Convert everything from the line containing "Itemize the components" down to the line containing "- logo-mark: [34, 32, 96, 94]" into a Markdown table with the columns "Row" and "Line," skipping blank lines and pictures.

**Records for this task:**

'''

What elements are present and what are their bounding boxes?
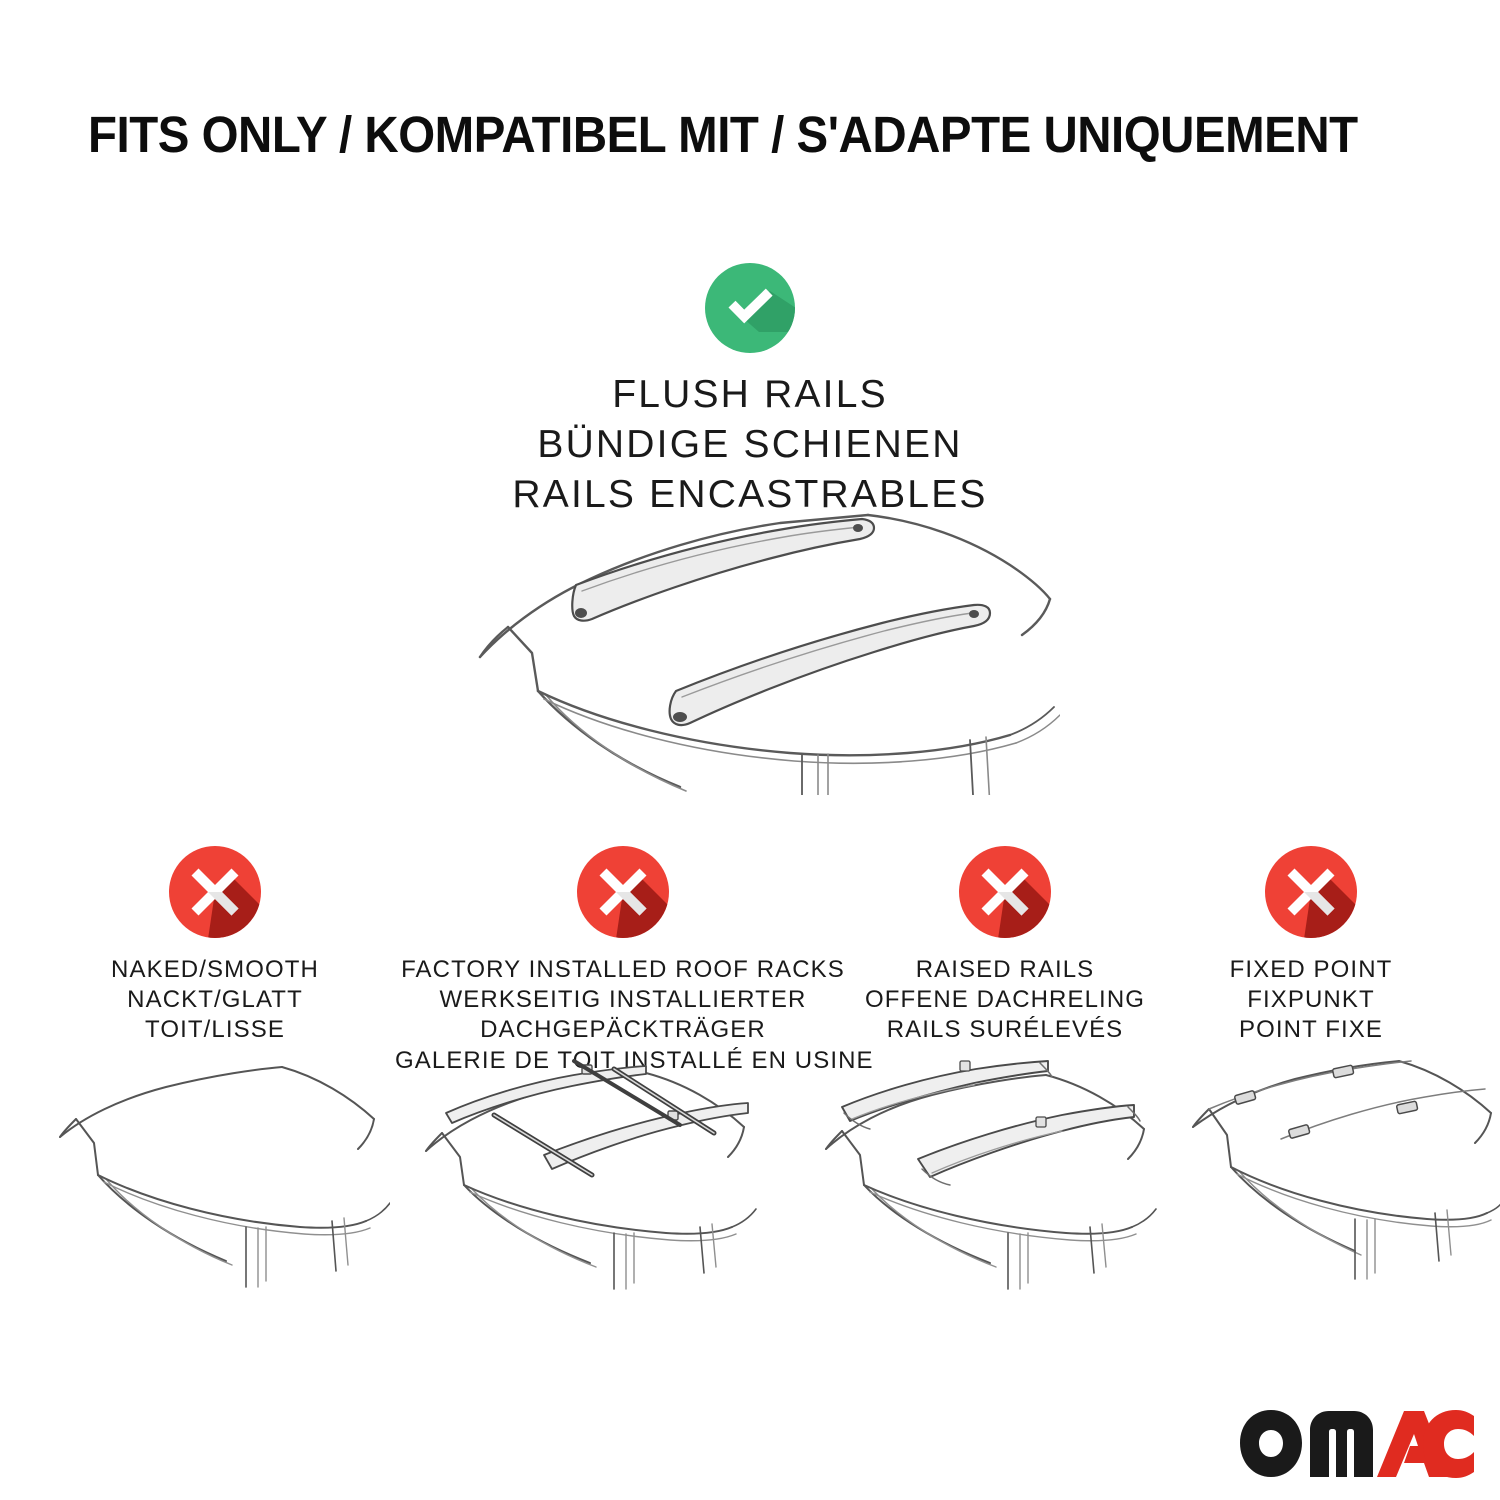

'''
'''

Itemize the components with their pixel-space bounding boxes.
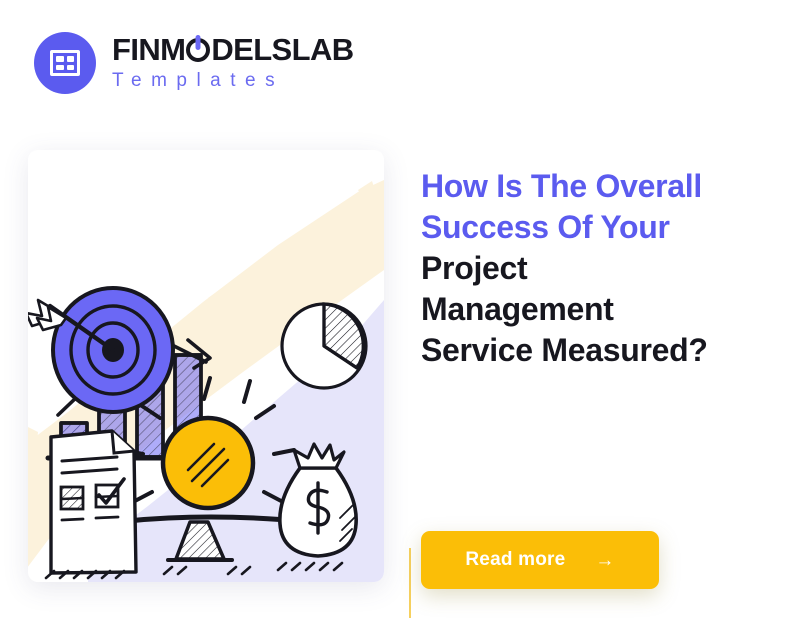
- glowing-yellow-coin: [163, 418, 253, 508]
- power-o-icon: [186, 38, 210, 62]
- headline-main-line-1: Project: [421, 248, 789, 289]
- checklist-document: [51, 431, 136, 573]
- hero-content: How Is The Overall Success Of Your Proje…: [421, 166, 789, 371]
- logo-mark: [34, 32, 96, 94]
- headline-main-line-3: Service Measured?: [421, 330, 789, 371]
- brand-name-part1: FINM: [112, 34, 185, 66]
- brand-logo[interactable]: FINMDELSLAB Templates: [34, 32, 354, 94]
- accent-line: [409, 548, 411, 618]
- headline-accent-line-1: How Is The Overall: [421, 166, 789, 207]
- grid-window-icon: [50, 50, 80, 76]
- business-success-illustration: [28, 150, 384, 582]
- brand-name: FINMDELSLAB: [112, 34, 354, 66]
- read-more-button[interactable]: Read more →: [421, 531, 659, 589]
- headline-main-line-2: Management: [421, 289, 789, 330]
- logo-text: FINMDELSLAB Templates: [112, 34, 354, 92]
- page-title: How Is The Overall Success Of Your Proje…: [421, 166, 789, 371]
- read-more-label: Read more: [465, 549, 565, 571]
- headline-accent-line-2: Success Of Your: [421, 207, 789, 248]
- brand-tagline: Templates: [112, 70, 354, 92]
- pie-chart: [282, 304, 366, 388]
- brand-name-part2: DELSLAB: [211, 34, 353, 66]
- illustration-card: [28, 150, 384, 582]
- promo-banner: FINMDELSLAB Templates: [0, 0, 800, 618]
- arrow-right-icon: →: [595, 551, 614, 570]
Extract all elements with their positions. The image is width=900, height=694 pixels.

'''

**In response:**
| Row | Line |
|---|---|
| 1 | Itemize the components with their pixel-space bounding boxes. |
| 2 | - glowing-yellow-coin: [163, 418, 253, 508] |
| 3 | - power-o-icon: [186, 38, 210, 62] |
| 4 | - headline-main-line-1: Project: [421, 248, 789, 289] |
| 5 | - checklist-document: [51, 431, 136, 573] |
| 6 | - hero-content: How Is The Overall Success Of Your Proje…: [421, 166, 789, 371] |
| 7 | - logo-mark: [34, 32, 96, 94] |